start

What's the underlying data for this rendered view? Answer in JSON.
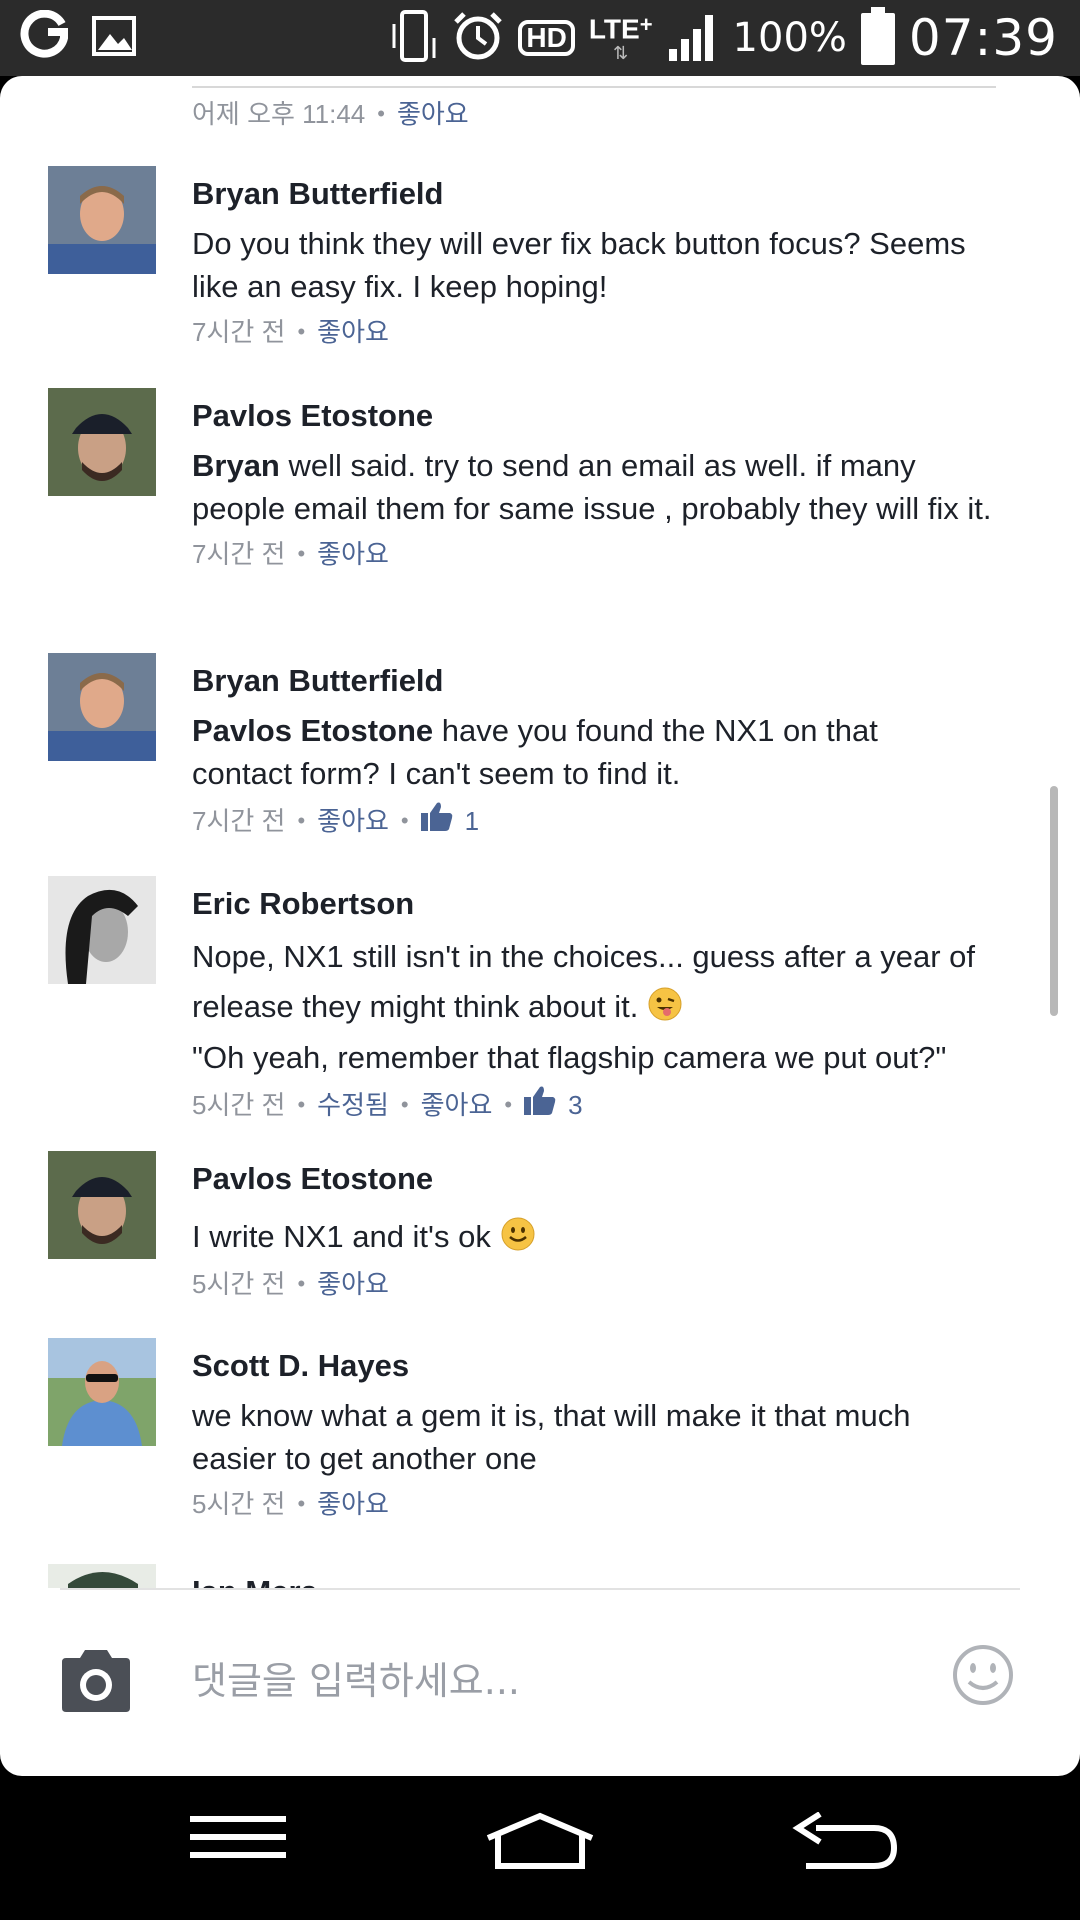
{
  "status_bar": {
    "battery": "100%",
    "time": "07:39",
    "network": "LTE",
    "network_plus": "+",
    "hd": "HD"
  },
  "top_meta": {
    "time": "어제 오후 11:44",
    "like": "좋아요"
  },
  "comments": [
    {
      "name": "Bryan Butterfield",
      "mention": "",
      "text": "Do you think they will ever fix back button focus? Seems like an easy fix. I keep hoping!",
      "time": "7시간 전",
      "like": "좋아요"
    },
    {
      "name": "Pavlos Etostone",
      "mention": "Bryan",
      "text": " well said. try to send an email as well. if many people email them for same issue , probably they will fix it.",
      "time": "7시간 전",
      "like": "좋아요"
    },
    {
      "name": "Bryan Butterfield",
      "mention": "Pavlos Etostone",
      "text": " have you found the NX1 on that contact form? I can't seem to find it.",
      "time": "7시간 전",
      "like": "좋아요",
      "like_count": "1"
    },
    {
      "name": "Eric Robertson",
      "mention": "",
      "text": "Nope, NX1 still isn't in the choices... guess after a year of release they might think about it.",
      "text2": "\"Oh yeah, remember that flagship camera we put out?\"",
      "time": "5시간 전",
      "edited": "수정됨",
      "like": "좋아요",
      "like_count": "3"
    },
    {
      "name": "Pavlos Etostone",
      "mention": "",
      "text": "I write NX1 and it's ok",
      "time": "5시간 전",
      "like": "좋아요"
    },
    {
      "name": "Scott D. Hayes",
      "mention": "",
      "text": "we know what a gem it is, that will make it that much easier to get another one",
      "time": "5시간 전",
      "like": "좋아요"
    },
    {
      "name": "Ian Mera"
    }
  ],
  "composer": {
    "placeholder": "댓글을 입력하세요..."
  },
  "icons": {
    "app_logo": "app-logo-icon",
    "gallery": "image-icon",
    "vibrate": "vibrate-icon",
    "alarm": "alarm-icon",
    "signal": "signal-icon",
    "battery": "battery-icon",
    "camera": "camera-icon",
    "emoji": "smiley-icon",
    "thumb": "thumbs-up-icon",
    "menu": "menu-icon",
    "home": "home-icon",
    "back": "back-icon"
  },
  "colors": {
    "link": "#4b6494",
    "meta": "#90949c",
    "text": "#1d2129",
    "status_bg": "#2b2b2b"
  }
}
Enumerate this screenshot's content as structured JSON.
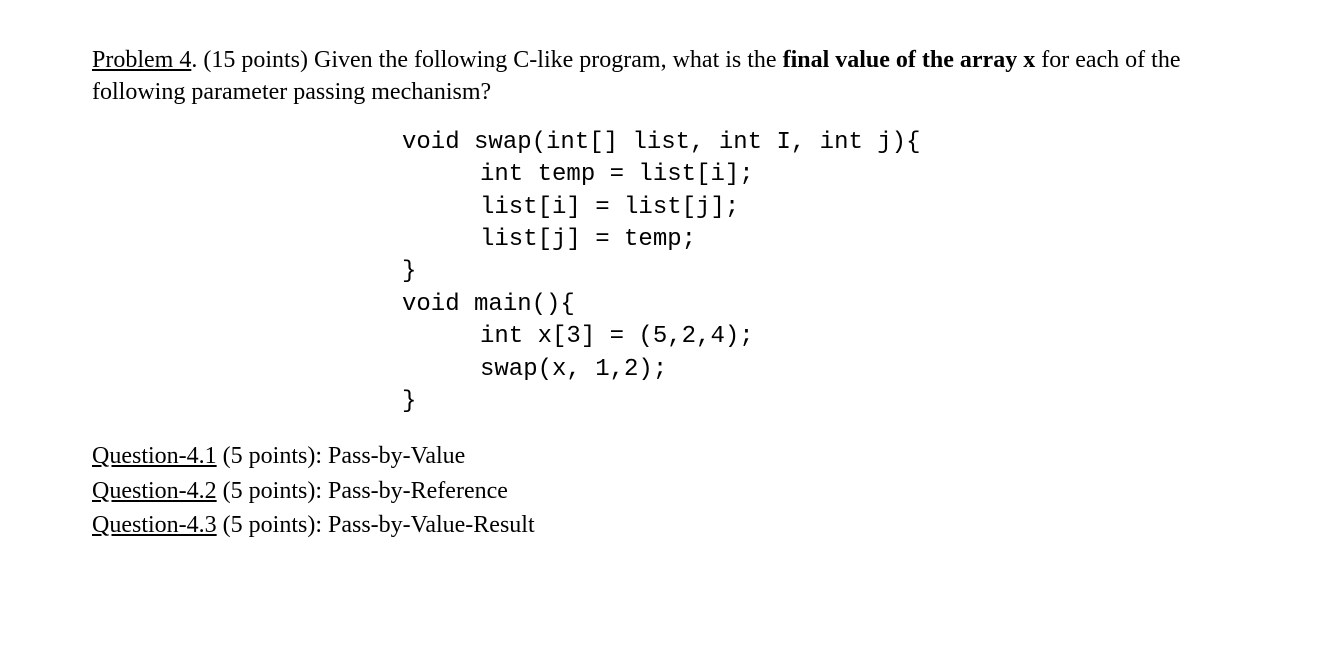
{
  "problem": {
    "label": "Problem 4",
    "points": ". (15 points) ",
    "text_before": "Given the following C-like program, what is the ",
    "bold1": "final value of the array x",
    "text_after": " for each of the following parameter passing mechanism?"
  },
  "code": {
    "line1": "void swap(int[] list, int I, int j){",
    "line2": "int temp = list[i];",
    "line3": "list[i] = list[j];",
    "line4": "list[j] = temp;",
    "line5": "}",
    "line6": "void main(){",
    "line7": "int x[3] = (5,2,4);",
    "line8": "swap(x, 1,2);",
    "line9": "}"
  },
  "questions": {
    "q1": {
      "label": "Question-4.1",
      "text": " (5 points): Pass-by-Value"
    },
    "q2": {
      "label": "Question-4.2",
      "text": " (5 points): Pass-by-Reference"
    },
    "q3": {
      "label": "Question-4.3",
      "text": " (5 points): Pass-by-Value-Result"
    }
  }
}
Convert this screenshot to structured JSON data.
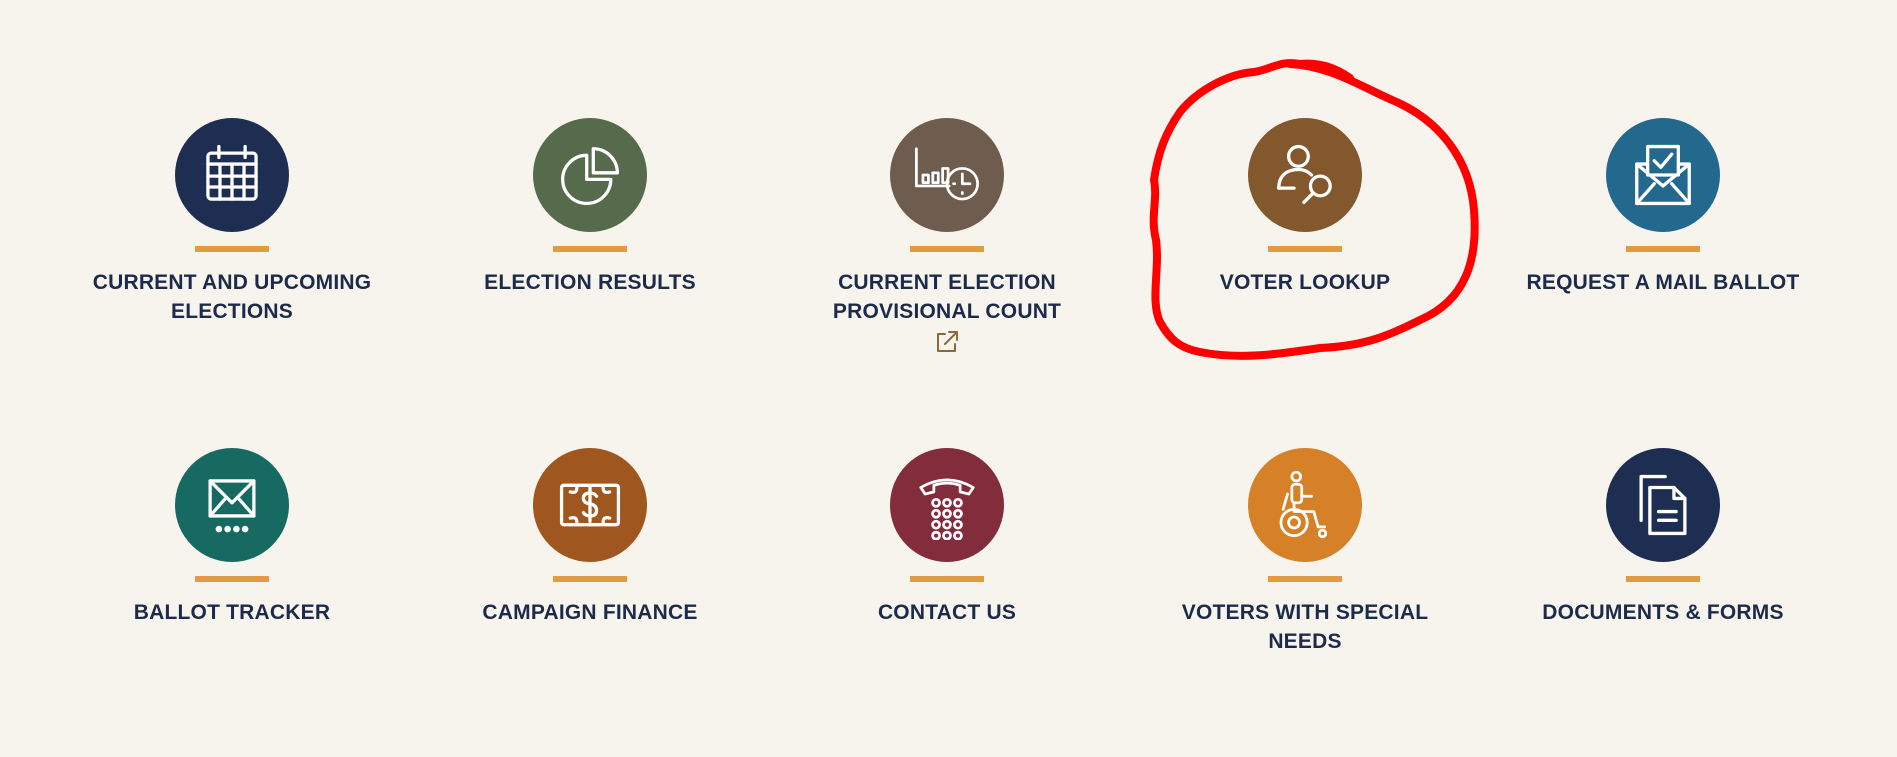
{
  "accent_bar_color": "#e39b3f",
  "label_color": "#1c2b4b",
  "background_color": "#f7f4ed",
  "annotation_color": "#ff0000",
  "tiles": [
    {
      "label": "CURRENT AND UPCOMING ELECTIONS",
      "icon": "calendar-icon",
      "color": "#1e2e52"
    },
    {
      "label": "ELECTION RESULTS",
      "icon": "pie-chart-icon",
      "color": "#566b4b"
    },
    {
      "label": "CURRENT ELECTION PROVISIONAL COUNT",
      "icon": "chart-clock-icon",
      "color": "#6e5c4f",
      "external": true
    },
    {
      "label": "VOTER LOOKUP",
      "icon": "person-search-icon",
      "color": "#83582d"
    },
    {
      "label": "REQUEST A MAIL BALLOT",
      "icon": "mail-check-icon",
      "color": "#23698d"
    },
    {
      "label": "BALLOT TRACKER",
      "icon": "envelope-dots-icon",
      "color": "#176a62"
    },
    {
      "label": "CAMPAIGN FINANCE",
      "icon": "dollar-bill-icon",
      "color": "#a0561f"
    },
    {
      "label": "CONTACT US",
      "icon": "phone-icon",
      "color": "#832c3b"
    },
    {
      "label": "VOTERS WITH SPECIAL NEEDS",
      "icon": "wheelchair-icon",
      "color": "#d68128"
    },
    {
      "label": "DOCUMENTS & FORMS",
      "icon": "documents-icon",
      "color": "#1e2e52"
    }
  ]
}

end

-- Problem statement --
Check every line for "data" and show the ones that have it.

-- Solution to this task --
What's the underlying data for this rendered view? Answer in JSON.
Convert this screenshot to structured JSON data.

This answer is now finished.